§ **TASK DIRECTIONS**
Every entry below must be repeated exactly; skip the pictures.

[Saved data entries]

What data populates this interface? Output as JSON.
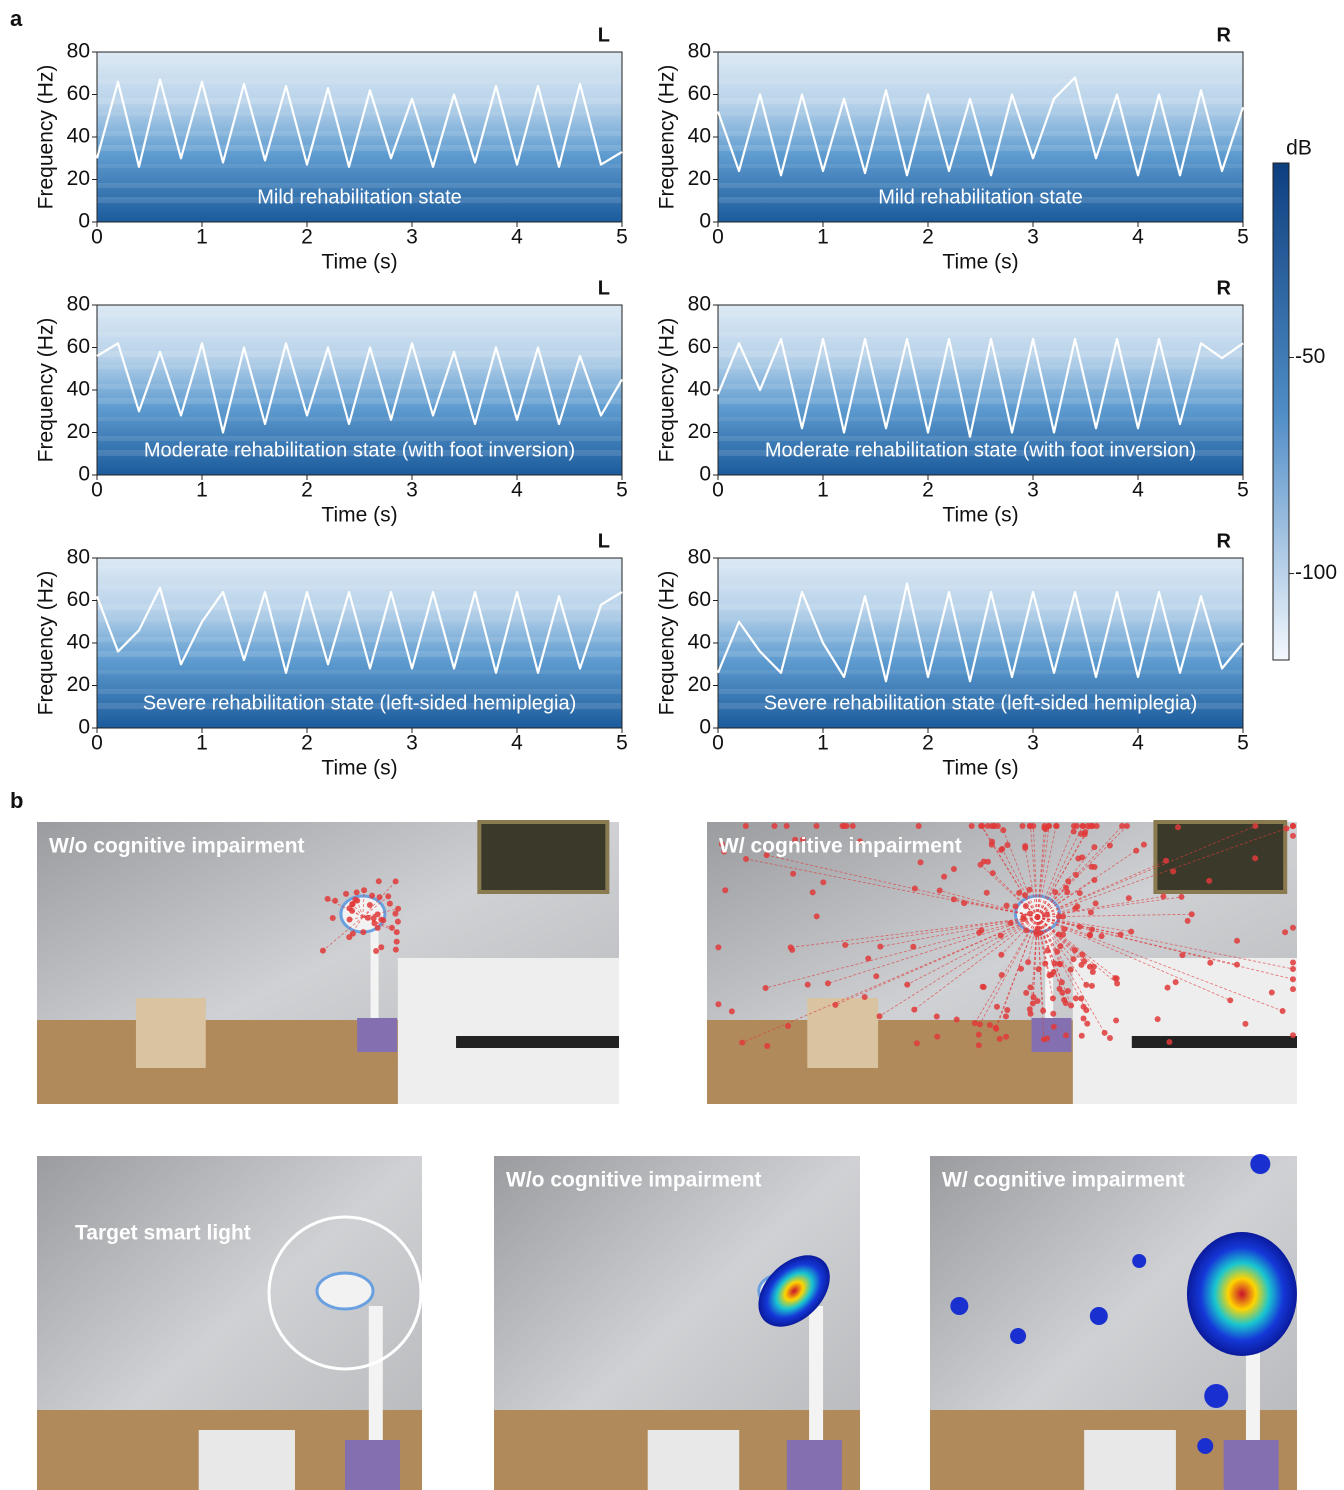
{
  "panel_labels": [
    "a",
    "b"
  ],
  "chart_data": [
    {
      "type": "line",
      "title": "L",
      "annotation": "Mild rehabilitation state",
      "x_label": "Time (s)",
      "y_label": "Frequency (Hz)",
      "x": [
        0,
        0.2,
        0.4,
        0.6,
        0.8,
        1,
        1.2,
        1.4,
        1.6,
        1.8,
        2,
        2.2,
        2.4,
        2.6,
        2.8,
        3,
        3.2,
        3.4,
        3.6,
        3.8,
        4,
        4.2,
        4.4,
        4.6,
        4.8,
        5
      ],
      "series": [
        {
          "color": "#ffffff",
          "values": [
            30,
            66,
            26,
            67,
            30,
            66,
            28,
            65,
            29,
            64,
            27,
            63,
            26,
            62,
            30,
            58,
            26,
            60,
            28,
            64,
            27,
            64,
            26,
            65,
            27,
            33
          ]
        }
      ],
      "xlim": [
        0,
        5
      ],
      "ylim": [
        0,
        80
      ],
      "xticks": [
        0,
        1,
        2,
        3,
        4,
        5
      ],
      "yticks": [
        0,
        20,
        40,
        60,
        80
      ]
    },
    {
      "type": "line",
      "title": "R",
      "annotation": "Mild rehabilitation state",
      "x_label": "Time (s)",
      "y_label": "Frequency (Hz)",
      "x": [
        0,
        0.2,
        0.4,
        0.6,
        0.8,
        1,
        1.2,
        1.4,
        1.6,
        1.8,
        2,
        2.2,
        2.4,
        2.6,
        2.8,
        3,
        3.2,
        3.4,
        3.6,
        3.8,
        4,
        4.2,
        4.4,
        4.6,
        4.8,
        5
      ],
      "series": [
        {
          "color": "#ffffff",
          "values": [
            52,
            24,
            60,
            22,
            60,
            24,
            58,
            23,
            62,
            22,
            60,
            24,
            58,
            22,
            60,
            30,
            58,
            68,
            30,
            60,
            22,
            60,
            22,
            62,
            24,
            54
          ]
        }
      ],
      "xlim": [
        0,
        5
      ],
      "ylim": [
        0,
        80
      ],
      "xticks": [
        0,
        1,
        2,
        3,
        4,
        5
      ],
      "yticks": [
        0,
        20,
        40,
        60,
        80
      ]
    },
    {
      "type": "line",
      "title": "L",
      "annotation": "Moderate rehabilitation state (with foot inversion)",
      "x_label": "Time (s)",
      "y_label": "Frequency (Hz)",
      "x": [
        0,
        0.2,
        0.4,
        0.6,
        0.8,
        1,
        1.2,
        1.4,
        1.6,
        1.8,
        2,
        2.2,
        2.4,
        2.6,
        2.8,
        3,
        3.2,
        3.4,
        3.6,
        3.8,
        4,
        4.2,
        4.4,
        4.6,
        4.8,
        5
      ],
      "series": [
        {
          "color": "#ffffff",
          "values": [
            56,
            62,
            30,
            58,
            28,
            62,
            20,
            60,
            24,
            62,
            28,
            60,
            24,
            60,
            26,
            62,
            28,
            58,
            24,
            60,
            26,
            60,
            24,
            56,
            28,
            45
          ]
        }
      ],
      "xlim": [
        0,
        5
      ],
      "ylim": [
        0,
        80
      ],
      "xticks": [
        0,
        1,
        2,
        3,
        4,
        5
      ],
      "yticks": [
        0,
        20,
        40,
        60,
        80
      ]
    },
    {
      "type": "line",
      "title": "R",
      "annotation": "Moderate rehabilitation state (with foot inversion)",
      "x_label": "Time (s)",
      "y_label": "Frequency (Hz)",
      "x": [
        0,
        0.2,
        0.4,
        0.6,
        0.8,
        1,
        1.2,
        1.4,
        1.6,
        1.8,
        2,
        2.2,
        2.4,
        2.6,
        2.8,
        3,
        3.2,
        3.4,
        3.6,
        3.8,
        4,
        4.2,
        4.4,
        4.6,
        4.8,
        5
      ],
      "series": [
        {
          "color": "#ffffff",
          "values": [
            38,
            62,
            40,
            64,
            22,
            64,
            20,
            64,
            22,
            64,
            20,
            64,
            18,
            64,
            20,
            64,
            20,
            64,
            22,
            64,
            22,
            64,
            24,
            62,
            55,
            62
          ]
        }
      ],
      "xlim": [
        0,
        5
      ],
      "ylim": [
        0,
        80
      ],
      "xticks": [
        0,
        1,
        2,
        3,
        4,
        5
      ],
      "yticks": [
        0,
        20,
        40,
        60,
        80
      ]
    },
    {
      "type": "line",
      "title": "L",
      "annotation": "Severe rehabilitation state (left-sided hemiplegia)",
      "x_label": "Time (s)",
      "y_label": "Frequency (Hz)",
      "x": [
        0,
        0.2,
        0.4,
        0.6,
        0.8,
        1,
        1.2,
        1.4,
        1.6,
        1.8,
        2,
        2.2,
        2.4,
        2.6,
        2.8,
        3,
        3.2,
        3.4,
        3.6,
        3.8,
        4,
        4.2,
        4.4,
        4.6,
        4.8,
        5
      ],
      "series": [
        {
          "color": "#ffffff",
          "values": [
            62,
            36,
            46,
            66,
            30,
            50,
            64,
            32,
            64,
            26,
            64,
            30,
            64,
            28,
            64,
            28,
            64,
            28,
            64,
            26,
            64,
            26,
            62,
            28,
            58,
            64
          ]
        }
      ],
      "xlim": [
        0,
        5
      ],
      "ylim": [
        0,
        80
      ],
      "xticks": [
        0,
        1,
        2,
        3,
        4,
        5
      ],
      "yticks": [
        0,
        20,
        40,
        60,
        80
      ]
    },
    {
      "type": "line",
      "title": "R",
      "annotation": "Severe rehabilitation state (left-sided hemiplegia)",
      "x_label": "Time (s)",
      "y_label": "Frequency (Hz)",
      "x": [
        0,
        0.2,
        0.4,
        0.6,
        0.8,
        1,
        1.2,
        1.4,
        1.6,
        1.8,
        2,
        2.2,
        2.4,
        2.6,
        2.8,
        3,
        3.2,
        3.4,
        3.6,
        3.8,
        4,
        4.2,
        4.4,
        4.6,
        4.8,
        5
      ],
      "series": [
        {
          "color": "#ffffff",
          "values": [
            26,
            50,
            36,
            26,
            64,
            40,
            24,
            62,
            22,
            68,
            24,
            64,
            22,
            64,
            24,
            64,
            26,
            64,
            24,
            64,
            24,
            64,
            26,
            62,
            28,
            40
          ]
        }
      ],
      "xlim": [
        0,
        5
      ],
      "ylim": [
        0,
        80
      ],
      "xticks": [
        0,
        1,
        2,
        3,
        4,
        5
      ],
      "yticks": [
        0,
        20,
        40,
        60,
        80
      ]
    }
  ],
  "colorbar": {
    "label": "dB",
    "clim": [
      -120,
      -5
    ],
    "ticks": [
      -50,
      -100
    ]
  },
  "panel_b": {
    "photos": [
      {
        "label": "W/o cognitive impairment"
      },
      {
        "label": "W/ cognitive impairment"
      },
      {
        "label": "Target smart light"
      },
      {
        "label": "W/o cognitive impairment"
      },
      {
        "label": "W/ cognitive impairment"
      }
    ]
  }
}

§ **FULL ANSWER**
What data populates this interface? Output as JSON.
{
  "panel_labels": [
    "a",
    "b"
  ],
  "chart_data": [
    {
      "type": "line",
      "title": "L",
      "annotation": "Mild rehabilitation state",
      "x_label": "Time (s)",
      "y_label": "Frequency (Hz)",
      "x": [
        0,
        0.2,
        0.4,
        0.6,
        0.8,
        1,
        1.2,
        1.4,
        1.6,
        1.8,
        2,
        2.2,
        2.4,
        2.6,
        2.8,
        3,
        3.2,
        3.4,
        3.6,
        3.8,
        4,
        4.2,
        4.4,
        4.6,
        4.8,
        5
      ],
      "series": [
        {
          "color": "#ffffff",
          "values": [
            30,
            66,
            26,
            67,
            30,
            66,
            28,
            65,
            29,
            64,
            27,
            63,
            26,
            62,
            30,
            58,
            26,
            60,
            28,
            64,
            27,
            64,
            26,
            65,
            27,
            33
          ]
        }
      ],
      "xlim": [
        0,
        5
      ],
      "ylim": [
        0,
        80
      ],
      "xticks": [
        0,
        1,
        2,
        3,
        4,
        5
      ],
      "yticks": [
        0,
        20,
        40,
        60,
        80
      ]
    },
    {
      "type": "line",
      "title": "R",
      "annotation": "Mild rehabilitation state",
      "x_label": "Time (s)",
      "y_label": "Frequency (Hz)",
      "x": [
        0,
        0.2,
        0.4,
        0.6,
        0.8,
        1,
        1.2,
        1.4,
        1.6,
        1.8,
        2,
        2.2,
        2.4,
        2.6,
        2.8,
        3,
        3.2,
        3.4,
        3.6,
        3.8,
        4,
        4.2,
        4.4,
        4.6,
        4.8,
        5
      ],
      "series": [
        {
          "color": "#ffffff",
          "values": [
            52,
            24,
            60,
            22,
            60,
            24,
            58,
            23,
            62,
            22,
            60,
            24,
            58,
            22,
            60,
            30,
            58,
            68,
            30,
            60,
            22,
            60,
            22,
            62,
            24,
            54
          ]
        }
      ],
      "xlim": [
        0,
        5
      ],
      "ylim": [
        0,
        80
      ],
      "xticks": [
        0,
        1,
        2,
        3,
        4,
        5
      ],
      "yticks": [
        0,
        20,
        40,
        60,
        80
      ]
    },
    {
      "type": "line",
      "title": "L",
      "annotation": "Moderate rehabilitation state (with foot inversion)",
      "x_label": "Time (s)",
      "y_label": "Frequency (Hz)",
      "x": [
        0,
        0.2,
        0.4,
        0.6,
        0.8,
        1,
        1.2,
        1.4,
        1.6,
        1.8,
        2,
        2.2,
        2.4,
        2.6,
        2.8,
        3,
        3.2,
        3.4,
        3.6,
        3.8,
        4,
        4.2,
        4.4,
        4.6,
        4.8,
        5
      ],
      "series": [
        {
          "color": "#ffffff",
          "values": [
            56,
            62,
            30,
            58,
            28,
            62,
            20,
            60,
            24,
            62,
            28,
            60,
            24,
            60,
            26,
            62,
            28,
            58,
            24,
            60,
            26,
            60,
            24,
            56,
            28,
            45
          ]
        }
      ],
      "xlim": [
        0,
        5
      ],
      "ylim": [
        0,
        80
      ],
      "xticks": [
        0,
        1,
        2,
        3,
        4,
        5
      ],
      "yticks": [
        0,
        20,
        40,
        60,
        80
      ]
    },
    {
      "type": "line",
      "title": "R",
      "annotation": "Moderate rehabilitation state (with foot inversion)",
      "x_label": "Time (s)",
      "y_label": "Frequency (Hz)",
      "x": [
        0,
        0.2,
        0.4,
        0.6,
        0.8,
        1,
        1.2,
        1.4,
        1.6,
        1.8,
        2,
        2.2,
        2.4,
        2.6,
        2.8,
        3,
        3.2,
        3.4,
        3.6,
        3.8,
        4,
        4.2,
        4.4,
        4.6,
        4.8,
        5
      ],
      "series": [
        {
          "color": "#ffffff",
          "values": [
            38,
            62,
            40,
            64,
            22,
            64,
            20,
            64,
            22,
            64,
            20,
            64,
            18,
            64,
            20,
            64,
            20,
            64,
            22,
            64,
            22,
            64,
            24,
            62,
            55,
            62
          ]
        }
      ],
      "xlim": [
        0,
        5
      ],
      "ylim": [
        0,
        80
      ],
      "xticks": [
        0,
        1,
        2,
        3,
        4,
        5
      ],
      "yticks": [
        0,
        20,
        40,
        60,
        80
      ]
    },
    {
      "type": "line",
      "title": "L",
      "annotation": "Severe rehabilitation state (left-sided hemiplegia)",
      "x_label": "Time (s)",
      "y_label": "Frequency (Hz)",
      "x": [
        0,
        0.2,
        0.4,
        0.6,
        0.8,
        1,
        1.2,
        1.4,
        1.6,
        1.8,
        2,
        2.2,
        2.4,
        2.6,
        2.8,
        3,
        3.2,
        3.4,
        3.6,
        3.8,
        4,
        4.2,
        4.4,
        4.6,
        4.8,
        5
      ],
      "series": [
        {
          "color": "#ffffff",
          "values": [
            62,
            36,
            46,
            66,
            30,
            50,
            64,
            32,
            64,
            26,
            64,
            30,
            64,
            28,
            64,
            28,
            64,
            28,
            64,
            26,
            64,
            26,
            62,
            28,
            58,
            64
          ]
        }
      ],
      "xlim": [
        0,
        5
      ],
      "ylim": [
        0,
        80
      ],
      "xticks": [
        0,
        1,
        2,
        3,
        4,
        5
      ],
      "yticks": [
        0,
        20,
        40,
        60,
        80
      ]
    },
    {
      "type": "line",
      "title": "R",
      "annotation": "Severe rehabilitation state (left-sided hemiplegia)",
      "x_label": "Time (s)",
      "y_label": "Frequency (Hz)",
      "x": [
        0,
        0.2,
        0.4,
        0.6,
        0.8,
        1,
        1.2,
        1.4,
        1.6,
        1.8,
        2,
        2.2,
        2.4,
        2.6,
        2.8,
        3,
        3.2,
        3.4,
        3.6,
        3.8,
        4,
        4.2,
        4.4,
        4.6,
        4.8,
        5
      ],
      "series": [
        {
          "color": "#ffffff",
          "values": [
            26,
            50,
            36,
            26,
            64,
            40,
            24,
            62,
            22,
            68,
            24,
            64,
            22,
            64,
            24,
            64,
            26,
            64,
            24,
            64,
            24,
            64,
            26,
            62,
            28,
            40
          ]
        }
      ],
      "xlim": [
        0,
        5
      ],
      "ylim": [
        0,
        80
      ],
      "xticks": [
        0,
        1,
        2,
        3,
        4,
        5
      ],
      "yticks": [
        0,
        20,
        40,
        60,
        80
      ]
    }
  ],
  "colorbar": {
    "label": "dB",
    "clim": [
      -120,
      -5
    ],
    "ticks": [
      -50,
      -100
    ]
  },
  "panel_b": {
    "photos": [
      {
        "label": "W/o cognitive impairment"
      },
      {
        "label": "W/ cognitive impairment"
      },
      {
        "label": "Target smart light"
      },
      {
        "label": "W/o cognitive impairment"
      },
      {
        "label": "W/ cognitive impairment"
      }
    ]
  }
}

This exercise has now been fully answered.